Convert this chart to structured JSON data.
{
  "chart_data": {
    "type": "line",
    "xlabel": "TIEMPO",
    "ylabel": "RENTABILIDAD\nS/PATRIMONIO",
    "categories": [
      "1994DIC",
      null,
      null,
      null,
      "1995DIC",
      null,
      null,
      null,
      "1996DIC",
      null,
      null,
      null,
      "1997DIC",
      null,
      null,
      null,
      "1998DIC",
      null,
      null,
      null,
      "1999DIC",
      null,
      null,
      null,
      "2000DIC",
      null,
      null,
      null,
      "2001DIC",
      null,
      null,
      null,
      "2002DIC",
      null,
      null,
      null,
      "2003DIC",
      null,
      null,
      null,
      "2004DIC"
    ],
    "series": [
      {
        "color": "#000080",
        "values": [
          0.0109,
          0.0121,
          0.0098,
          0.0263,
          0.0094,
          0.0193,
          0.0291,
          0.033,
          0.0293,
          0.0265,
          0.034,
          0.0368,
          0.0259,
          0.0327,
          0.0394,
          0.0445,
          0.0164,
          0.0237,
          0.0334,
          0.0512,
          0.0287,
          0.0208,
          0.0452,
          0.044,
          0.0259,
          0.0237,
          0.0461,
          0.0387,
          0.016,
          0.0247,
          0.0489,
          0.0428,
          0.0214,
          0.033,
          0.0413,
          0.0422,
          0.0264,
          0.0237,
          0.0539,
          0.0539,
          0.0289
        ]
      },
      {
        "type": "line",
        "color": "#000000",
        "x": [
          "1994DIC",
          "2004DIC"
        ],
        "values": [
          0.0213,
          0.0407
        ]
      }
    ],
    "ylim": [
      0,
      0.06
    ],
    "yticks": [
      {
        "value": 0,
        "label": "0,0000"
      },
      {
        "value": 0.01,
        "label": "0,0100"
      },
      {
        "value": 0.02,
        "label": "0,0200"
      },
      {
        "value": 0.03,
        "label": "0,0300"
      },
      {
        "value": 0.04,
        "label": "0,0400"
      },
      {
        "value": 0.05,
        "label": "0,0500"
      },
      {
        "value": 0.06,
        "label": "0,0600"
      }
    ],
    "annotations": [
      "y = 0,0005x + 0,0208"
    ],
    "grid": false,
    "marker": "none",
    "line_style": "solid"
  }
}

══════

- _Problem description_: Quote the whole listing above, leaving nothing out.

- _The solution_:
Convert this chart to structured JSON data.
{
  "chart_data": {
    "type": "line",
    "xlabel": "TIEMPO",
    "ylabel": "RENTABILIDAD\nS/PATRIMONIO",
    "categories": [
      "1994DIC",
      null,
      null,
      null,
      "1995DIC",
      null,
      null,
      null,
      "1996DIC",
      null,
      null,
      null,
      "1997DIC",
      null,
      null,
      null,
      "1998DIC",
      null,
      null,
      null,
      "1999DIC",
      null,
      null,
      null,
      "2000DIC",
      null,
      null,
      null,
      "2001DIC",
      null,
      null,
      null,
      "2002DIC",
      null,
      null,
      null,
      "2003DIC",
      null,
      null,
      null,
      "2004DIC"
    ],
    "series": [
      {
        "color": "#000080",
        "values": [
          0.0109,
          0.0121,
          0.0098,
          0.0263,
          0.0094,
          0.0193,
          0.0291,
          0.033,
          0.0293,
          0.0265,
          0.034,
          0.0368,
          0.0259,
          0.0327,
          0.0394,
          0.0445,
          0.0164,
          0.0237,
          0.0334,
          0.0512,
          0.0287,
          0.0208,
          0.0452,
          0.044,
          0.0259,
          0.0237,
          0.0461,
          0.0387,
          0.016,
          0.0247,
          0.0489,
          0.0428,
          0.0214,
          0.033,
          0.0413,
          0.0422,
          0.0264,
          0.0237,
          0.0539,
          0.0539,
          0.0289
        ]
      },
      {
        "type": "line",
        "color": "#000000",
        "x": [
          "1994DIC",
          "2004DIC"
        ],
        "values": [
          0.0213,
          0.0407
        ]
      }
    ],
    "ylim": [
      0,
      0.06
    ],
    "yticks": [
      {
        "value": 0,
        "label": "0,0000"
      },
      {
        "value": 0.01,
        "label": "0,0100"
      },
      {
        "value": 0.02,
        "label": "0,0200"
      },
      {
        "value": 0.03,
        "label": "0,0300"
      },
      {
        "value": 0.04,
        "label": "0,0400"
      },
      {
        "value": 0.05,
        "label": "0,0500"
      },
      {
        "value": 0.06,
        "label": "0,0600"
      }
    ],
    "annotations": [
      "y = 0,0005x + 0,0208"
    ],
    "grid": false,
    "marker": "none",
    "line_style": "solid"
  }
}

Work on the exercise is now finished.